Instruction = Locate each line below that includes "text" and reproduce it.

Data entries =
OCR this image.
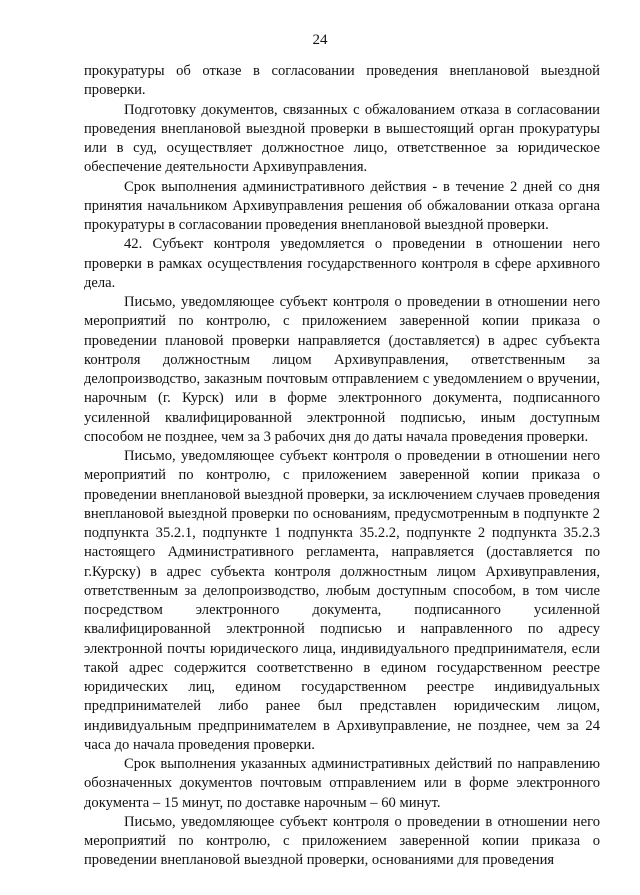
24

прокуратуры об отказе в согласовании проведения внеплановой выездной проверки.

Подготовку документов, связанных с обжалованием отказа в согласовании проведения внеплановой выездной проверки в вышестоящий орган прокуратуры или в суд, осуществляет должностное лицо, ответственное за юридическое обеспечение деятельности Архивуправления.

Срок выполнения административного действия - в течение 2 дней со дня принятия начальником Архивуправления решения об обжаловании отказа органа прокуратуры в согласовании проведения внеплановой выездной проверки.

42. Субъект контроля уведомляется о проведении в отношении него проверки в рамках осуществления государственного контроля в сфере архивного дела.

Письмо, уведомляющее субъект контроля о проведении в отношении него мероприятий по контролю, с приложением заверенной копии приказа о проведении плановой проверки направляется (доставляется) в адрес субъекта контроля должностным лицом Архивуправления, ответственным за делопроизводство, заказным почтовым отправлением с уведомлением о вручении, нарочным (г. Курск) или в форме электронного документа, подписанного усиленной квалифицированной электронной подписью, иным доступным способом не позднее, чем за 3 рабочих дня до даты начала проведения проверки.

Письмо, уведомляющее субъект контроля о проведении в отношении него мероприятий по контролю, с приложением заверенной копии приказа о проведении внеплановой выездной проверки, за исключением случаев проведения внеплановой выездной проверки по основаниям, предусмотренным в подпункте 2 подпункта 35.2.1, подпункте 1 подпункта 35.2.2, подпункте 2 подпункта 35.2.3 настоящего Административного регламента, направляется (доставляется по г.Курску) в адрес субъекта контроля должностным лицом Архивуправления, ответственным за делопроизводство, любым доступным способом, в том числе посредством электронного документа, подписанного усиленной квалифицированной электронной подписью и направленного по адресу электронной почты юридического лица, индивидуального предпринимателя, если такой адрес содержится соответственно в едином государственном реестре юридических лиц, едином государственном реестре индивидуальных предпринимателей либо ранее был представлен юридическим лицом, индивидуальным предпринимателем в Архивуправление, не позднее, чем за 24 часа до начала проведения проверки.

Срок выполнения указанных административных действий по направлению обозначенных документов почтовым отправлением или в форме электронного документа – 15 минут, по доставке нарочным – 60 минут.

Письмо, уведомляющее субъект контроля о проведении в отношении него мероприятий по контролю, с приложением заверенной копии приказа о проведении внеплановой выездной проверки, основаниями для проведения
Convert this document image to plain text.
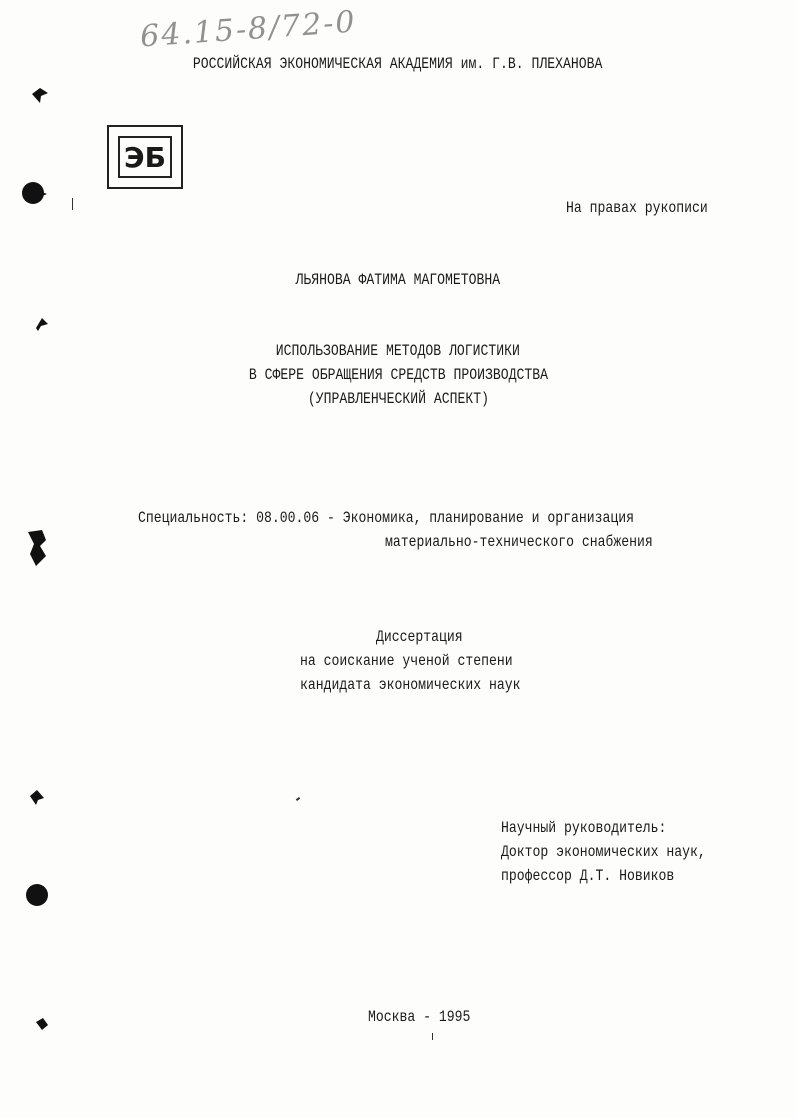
64.15-8/72-0
РОССИЙСКАЯ ЭКОНОМИЧЕСКАЯ АКАДЕМИЯ им. Г.В. ПЛЕХАНОВА
ЭБ
На правах рукописи
ЛЬЯНОВА ФАТИМА МАГОМЕТОВНА
ИСПОЛЬЗОВАНИЕ МЕТОДОВ ЛОГИСТИКИ
В СФЕРЕ ОБРАЩЕНИЯ СРЕДСТВ ПРОИЗВОДСТВА
(УПРАВЛЕНЧЕСКИЙ АСПЕКТ)
Специальность: 08.00.06 - Экономика, планирование и организация
материально-технического снабжения
Диссертация
на соискание ученой степени
кандидата экономических наук
Научный руководитель:
Доктор экономических наук,
профессор Д.Т. Новиков
Москва - 1995
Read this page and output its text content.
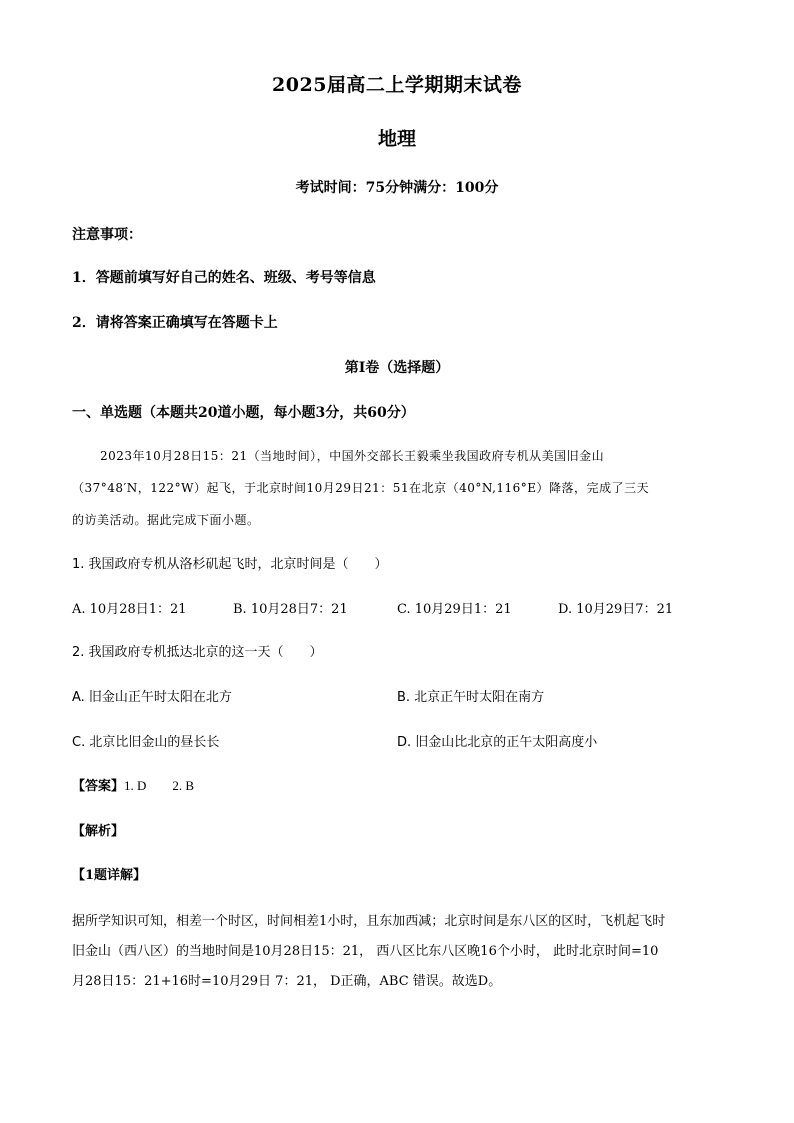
2025届高二上学期期末试卷
地理
考试时间：75分钟满分：100分
注意事项：
1．答题前填写好自己的姓名、班级、考号等信息
2．请将答案正确填写在答题卡上
第Ⅰ卷（选择题）
一、单选题（本题共20道小题，每小题3分，共60分）
2023年10月28日15：21（当地时间），中国外交部长王毅乘坐我国政府专机从美国旧金山
（37°48′N，122°W）起飞，于北京时间10月29日21：51在北京（40°N,116°E）降落，完成了三天
的访美活动。据此完成下面小题。
1. 我国政府专机从洛杉矶起飞时，北京时间是（　　）
A. 10月28日1：21	B. 10月28日7：21	C. 10月29日1：21	D. 10月29日7：21
2. 我国政府专机抵达北京的这一天（　　）
A. 旧金山正午时太阳在北方	B. 北京正午时太阳在南方
C. 北京比旧金山的昼长长	D. 旧金山比北京的正午太阳高度小
【答案】1. D 2. B
【解析】
【1题详解】
据所学知识可知，相差一个时区，时间相差1小时，且东加西减；北京时间是东八区的区时，飞机起飞时
旧金山（西八区）的当地时间是10月28日15：21， 西八区比东八区晚16个小时， 此时北京时间=10
月28日15：21+16时=10月29日 7：21， D正确，ABC 错误。故选D。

Complete answer =
Convert this document image to plain text.
Read this page and output its text content.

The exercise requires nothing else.